Data excerpts:

+-------+

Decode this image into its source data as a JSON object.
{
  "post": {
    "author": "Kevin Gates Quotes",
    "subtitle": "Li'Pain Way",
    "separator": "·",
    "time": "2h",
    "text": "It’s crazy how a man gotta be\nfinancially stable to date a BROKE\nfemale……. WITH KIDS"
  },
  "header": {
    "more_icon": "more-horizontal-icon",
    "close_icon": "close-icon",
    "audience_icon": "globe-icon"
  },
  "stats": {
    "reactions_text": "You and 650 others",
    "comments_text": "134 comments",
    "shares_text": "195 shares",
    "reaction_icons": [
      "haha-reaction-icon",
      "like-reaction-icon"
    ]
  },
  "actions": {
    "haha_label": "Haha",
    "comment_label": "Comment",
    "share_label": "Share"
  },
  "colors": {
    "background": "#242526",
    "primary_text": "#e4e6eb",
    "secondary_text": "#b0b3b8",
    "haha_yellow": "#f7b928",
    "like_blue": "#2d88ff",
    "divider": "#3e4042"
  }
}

+-------+

Problem requirements:
Extract, word for word, each line of the listing above.

Task answer:
Decode this image into its source data as a JSON object.
{
  "post": {
    "author": "Kevin Gates Quotes",
    "subtitle": "Li'Pain Way",
    "separator": "·",
    "time": "2h",
    "text": "It’s crazy how a man gotta be\nfinancially stable to date a BROKE\nfemale……. WITH KIDS"
  },
  "header": {
    "more_icon": "more-horizontal-icon",
    "close_icon": "close-icon",
    "audience_icon": "globe-icon"
  },
  "stats": {
    "reactions_text": "You and 650 others",
    "comments_text": "134 comments",
    "shares_text": "195 shares",
    "reaction_icons": [
      "haha-reaction-icon",
      "like-reaction-icon"
    ]
  },
  "actions": {
    "haha_label": "Haha",
    "comment_label": "Comment",
    "share_label": "Share"
  },
  "colors": {
    "background": "#242526",
    "primary_text": "#e4e6eb",
    "secondary_text": "#b0b3b8",
    "haha_yellow": "#f7b928",
    "like_blue": "#2d88ff",
    "divider": "#3e4042"
  }
}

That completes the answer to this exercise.